## [Data]
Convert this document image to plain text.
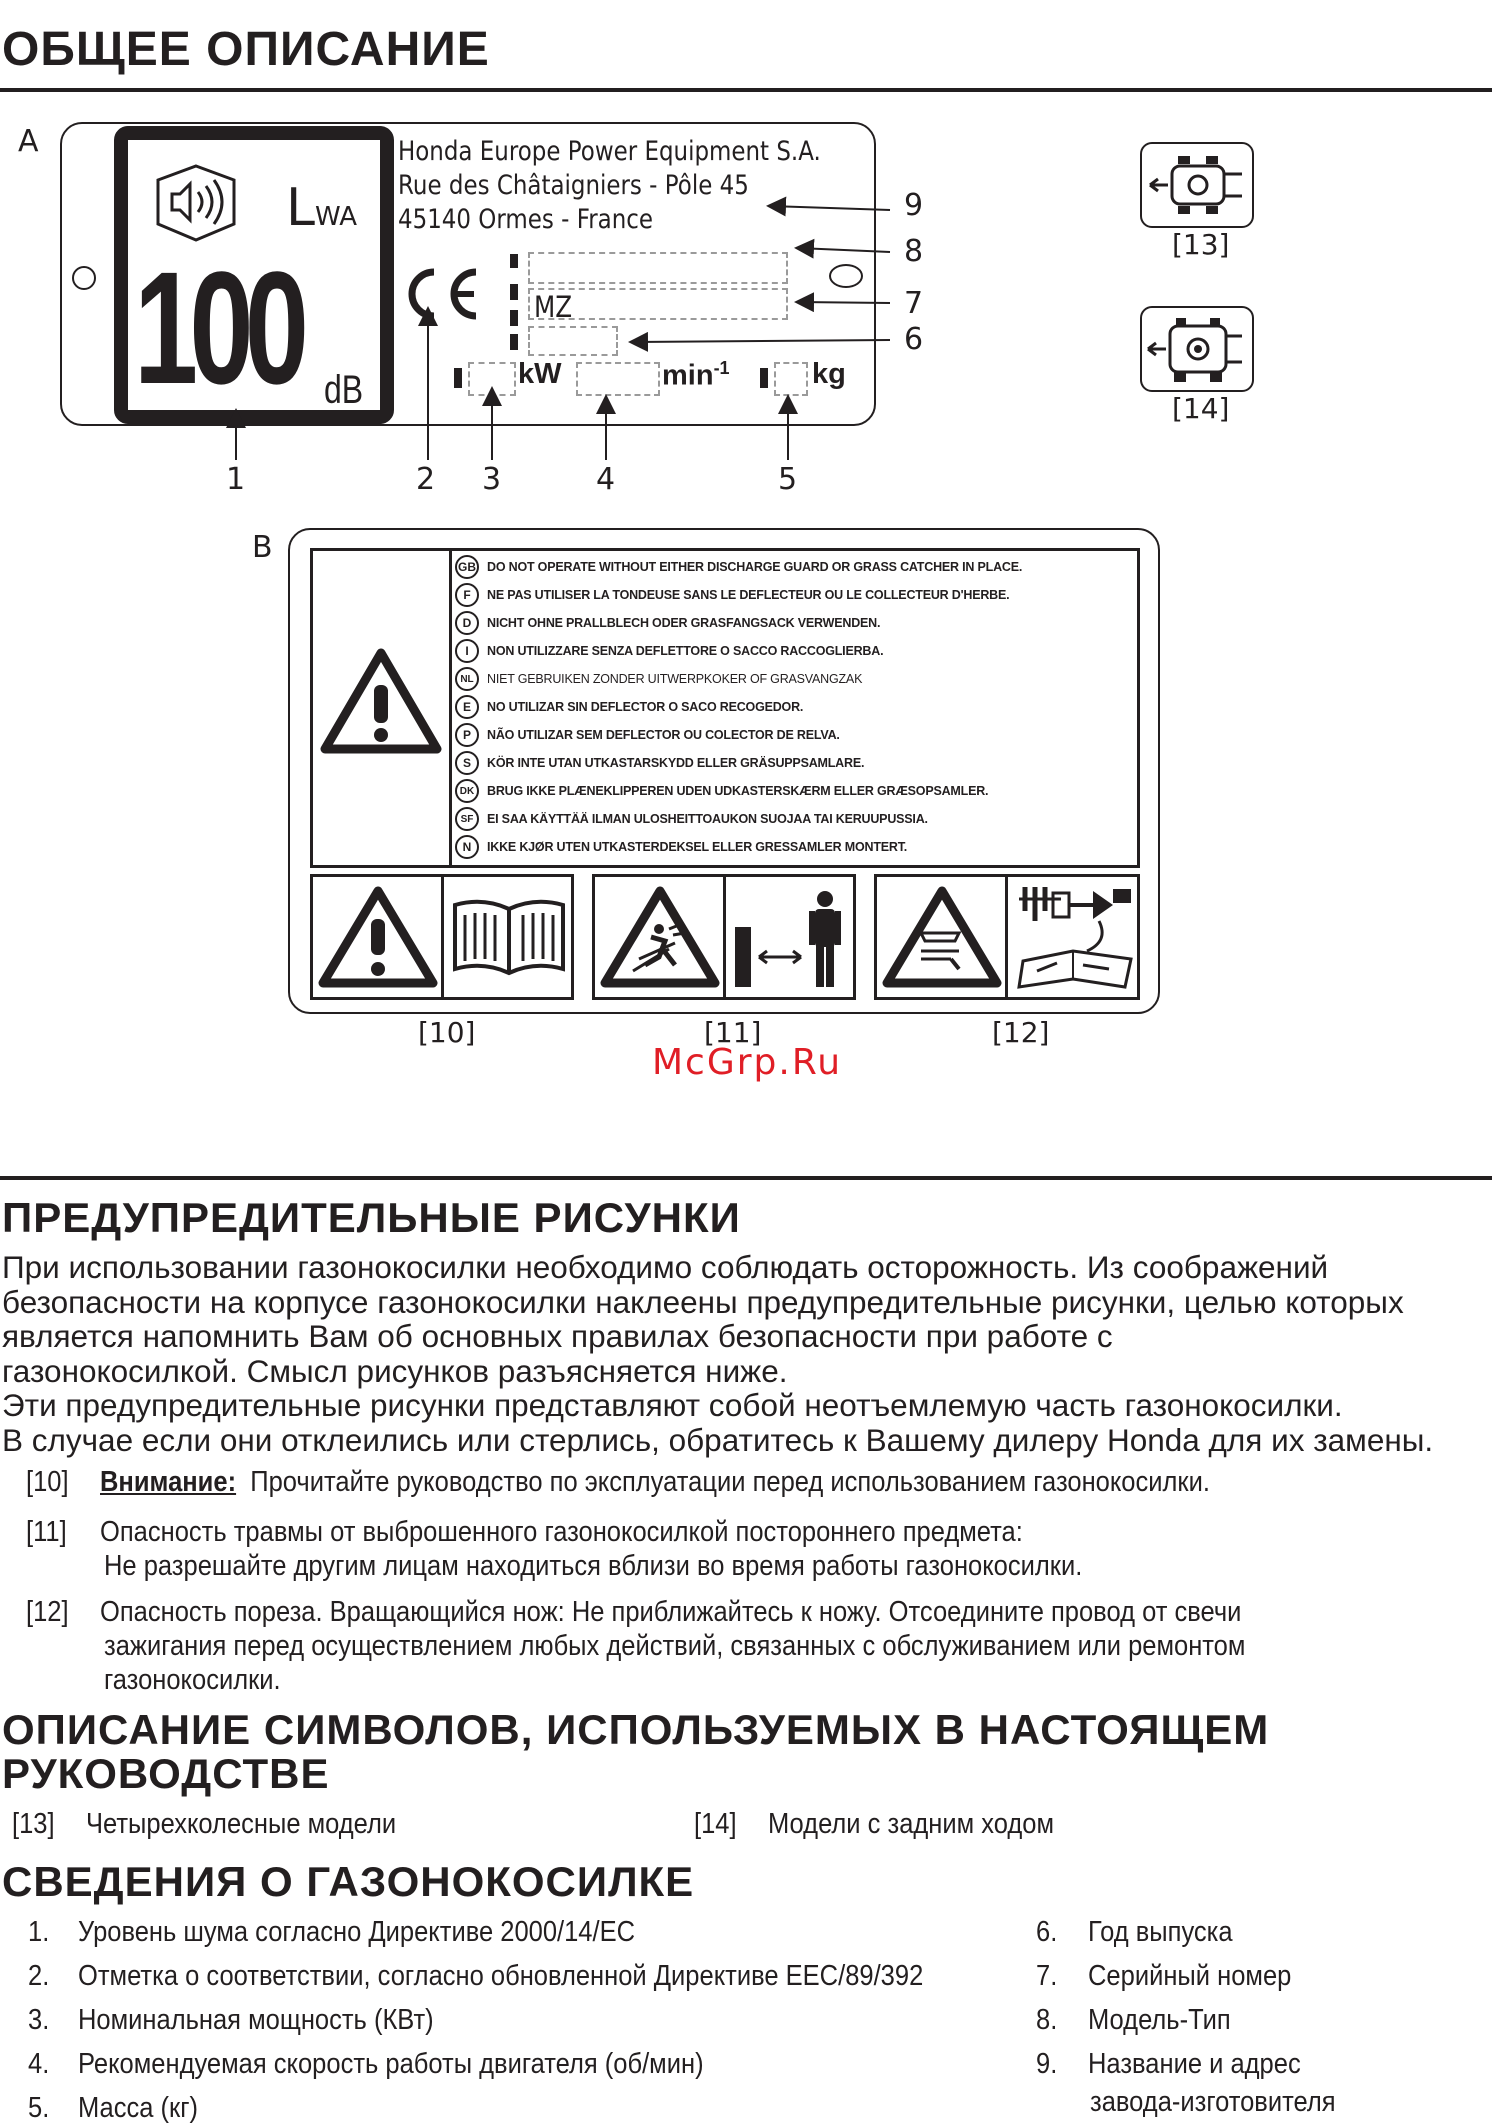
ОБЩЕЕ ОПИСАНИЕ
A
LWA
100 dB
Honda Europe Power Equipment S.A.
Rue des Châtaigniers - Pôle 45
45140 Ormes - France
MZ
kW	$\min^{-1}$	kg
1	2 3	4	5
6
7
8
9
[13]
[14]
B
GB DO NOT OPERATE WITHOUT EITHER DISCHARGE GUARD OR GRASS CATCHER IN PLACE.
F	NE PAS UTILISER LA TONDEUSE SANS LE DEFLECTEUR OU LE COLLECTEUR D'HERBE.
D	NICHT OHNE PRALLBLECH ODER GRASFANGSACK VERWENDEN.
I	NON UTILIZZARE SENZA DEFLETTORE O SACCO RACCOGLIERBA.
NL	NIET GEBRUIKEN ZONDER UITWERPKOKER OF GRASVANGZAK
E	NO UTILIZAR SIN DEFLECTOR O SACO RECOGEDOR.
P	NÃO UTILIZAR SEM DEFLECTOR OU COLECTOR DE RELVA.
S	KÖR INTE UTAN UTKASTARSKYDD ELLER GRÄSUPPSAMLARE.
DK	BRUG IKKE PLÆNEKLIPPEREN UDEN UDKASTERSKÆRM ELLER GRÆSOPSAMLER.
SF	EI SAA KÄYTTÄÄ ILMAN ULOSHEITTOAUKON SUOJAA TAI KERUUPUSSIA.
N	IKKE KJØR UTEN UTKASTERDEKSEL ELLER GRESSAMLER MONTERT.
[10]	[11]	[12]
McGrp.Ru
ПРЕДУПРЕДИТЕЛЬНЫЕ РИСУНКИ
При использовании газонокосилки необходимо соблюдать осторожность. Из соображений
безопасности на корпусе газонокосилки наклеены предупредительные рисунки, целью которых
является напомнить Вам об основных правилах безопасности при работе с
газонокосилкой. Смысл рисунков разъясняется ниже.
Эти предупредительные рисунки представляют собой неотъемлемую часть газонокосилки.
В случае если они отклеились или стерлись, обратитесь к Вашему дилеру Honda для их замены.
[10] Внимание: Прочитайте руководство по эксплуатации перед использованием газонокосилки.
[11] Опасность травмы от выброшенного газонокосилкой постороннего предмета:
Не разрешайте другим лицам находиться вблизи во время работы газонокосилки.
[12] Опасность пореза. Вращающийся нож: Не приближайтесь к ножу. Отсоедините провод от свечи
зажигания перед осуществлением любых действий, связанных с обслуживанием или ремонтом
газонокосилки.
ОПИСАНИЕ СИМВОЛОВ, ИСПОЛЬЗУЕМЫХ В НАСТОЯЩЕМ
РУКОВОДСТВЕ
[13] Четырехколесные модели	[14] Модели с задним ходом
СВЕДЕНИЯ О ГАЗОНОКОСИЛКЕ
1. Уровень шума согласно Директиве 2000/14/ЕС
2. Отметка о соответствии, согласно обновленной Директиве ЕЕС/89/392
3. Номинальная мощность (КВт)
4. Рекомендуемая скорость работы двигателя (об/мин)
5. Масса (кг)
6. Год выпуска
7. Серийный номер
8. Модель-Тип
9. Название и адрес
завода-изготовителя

--

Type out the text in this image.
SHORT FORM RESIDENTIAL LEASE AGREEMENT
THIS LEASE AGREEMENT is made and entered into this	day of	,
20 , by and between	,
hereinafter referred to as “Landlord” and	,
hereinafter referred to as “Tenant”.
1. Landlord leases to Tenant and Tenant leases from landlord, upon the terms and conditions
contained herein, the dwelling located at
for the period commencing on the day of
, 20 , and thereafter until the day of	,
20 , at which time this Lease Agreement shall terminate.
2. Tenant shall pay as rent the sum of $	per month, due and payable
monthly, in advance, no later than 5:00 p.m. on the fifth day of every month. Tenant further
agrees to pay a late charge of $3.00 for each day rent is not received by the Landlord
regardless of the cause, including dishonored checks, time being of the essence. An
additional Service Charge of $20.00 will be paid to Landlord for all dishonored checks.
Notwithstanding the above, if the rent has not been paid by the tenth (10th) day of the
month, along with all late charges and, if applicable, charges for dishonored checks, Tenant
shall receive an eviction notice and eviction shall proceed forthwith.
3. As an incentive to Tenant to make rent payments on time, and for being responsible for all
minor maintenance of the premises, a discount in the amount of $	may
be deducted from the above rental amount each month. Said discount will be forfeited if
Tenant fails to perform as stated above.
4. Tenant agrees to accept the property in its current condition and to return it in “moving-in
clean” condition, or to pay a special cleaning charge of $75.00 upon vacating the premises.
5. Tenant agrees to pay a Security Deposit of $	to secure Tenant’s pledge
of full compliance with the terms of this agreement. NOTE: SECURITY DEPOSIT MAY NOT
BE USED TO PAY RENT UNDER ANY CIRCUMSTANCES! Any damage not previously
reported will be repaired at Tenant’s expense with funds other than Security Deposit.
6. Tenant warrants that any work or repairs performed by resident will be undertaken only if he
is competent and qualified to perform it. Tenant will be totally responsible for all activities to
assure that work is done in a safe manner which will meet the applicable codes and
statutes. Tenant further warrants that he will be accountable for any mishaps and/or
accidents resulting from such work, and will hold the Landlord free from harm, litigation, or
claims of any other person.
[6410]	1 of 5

---

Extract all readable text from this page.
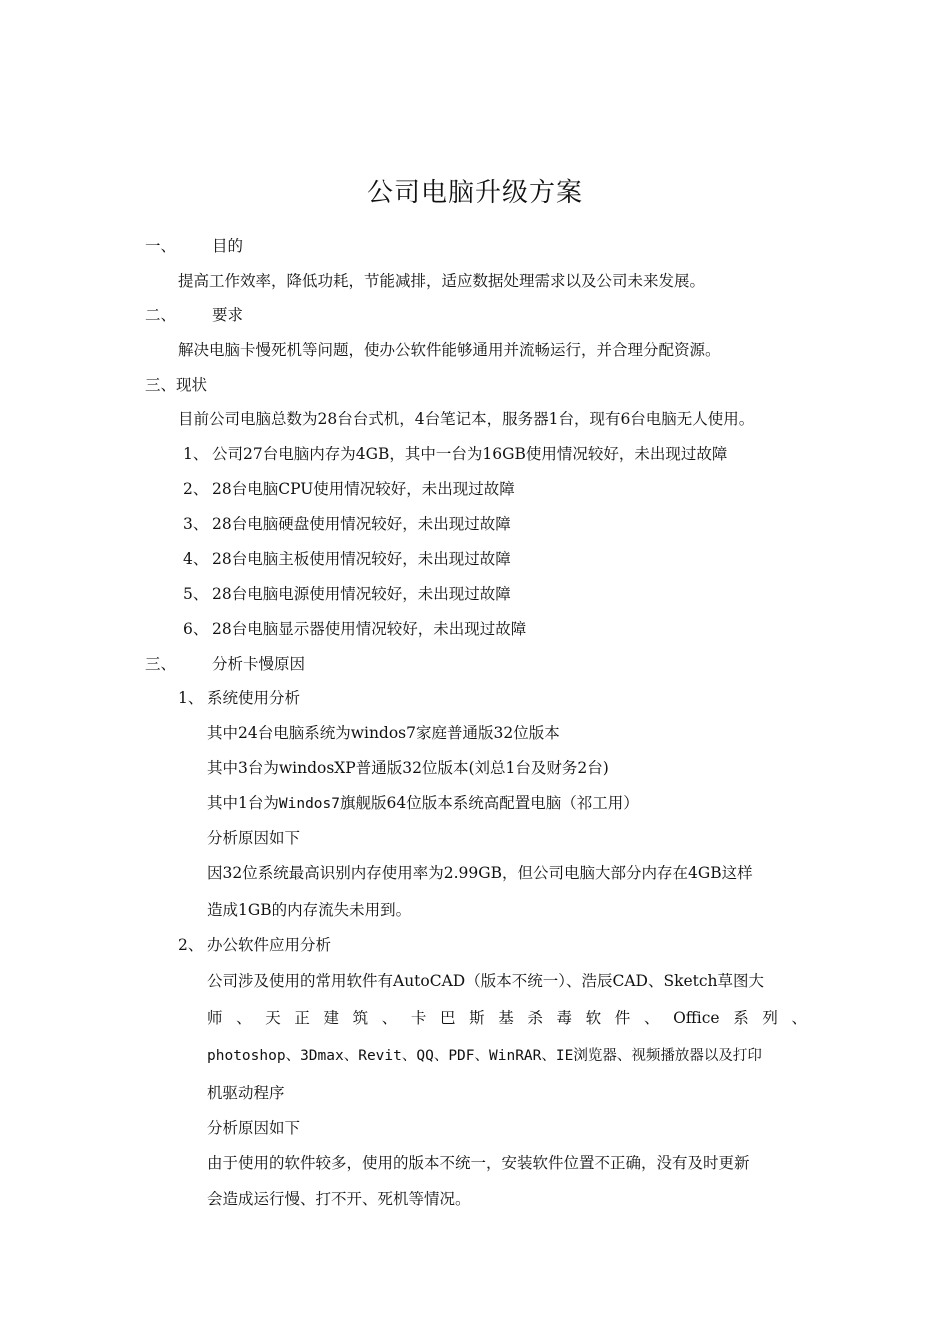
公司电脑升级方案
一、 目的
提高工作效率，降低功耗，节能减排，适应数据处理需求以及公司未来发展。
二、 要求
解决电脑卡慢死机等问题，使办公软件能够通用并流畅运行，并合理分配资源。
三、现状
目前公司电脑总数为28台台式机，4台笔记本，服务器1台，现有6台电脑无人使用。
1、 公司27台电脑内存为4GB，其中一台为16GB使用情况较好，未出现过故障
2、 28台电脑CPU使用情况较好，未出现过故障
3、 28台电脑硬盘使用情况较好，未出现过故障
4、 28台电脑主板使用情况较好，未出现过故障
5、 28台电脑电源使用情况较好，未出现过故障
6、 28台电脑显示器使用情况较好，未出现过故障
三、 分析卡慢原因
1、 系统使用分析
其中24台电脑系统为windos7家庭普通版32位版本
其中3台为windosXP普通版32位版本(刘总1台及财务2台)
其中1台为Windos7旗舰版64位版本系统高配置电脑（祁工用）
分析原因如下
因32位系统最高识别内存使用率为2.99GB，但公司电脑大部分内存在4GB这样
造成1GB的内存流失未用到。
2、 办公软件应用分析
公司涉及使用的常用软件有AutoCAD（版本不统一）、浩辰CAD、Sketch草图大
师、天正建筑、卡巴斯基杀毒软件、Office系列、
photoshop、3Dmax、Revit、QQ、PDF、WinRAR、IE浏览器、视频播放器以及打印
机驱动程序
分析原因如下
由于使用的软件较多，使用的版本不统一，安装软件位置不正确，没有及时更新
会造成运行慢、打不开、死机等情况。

## [Your task]
Go through the material above and count the lines that contain "each"; give that number alone.

## [Solution]
2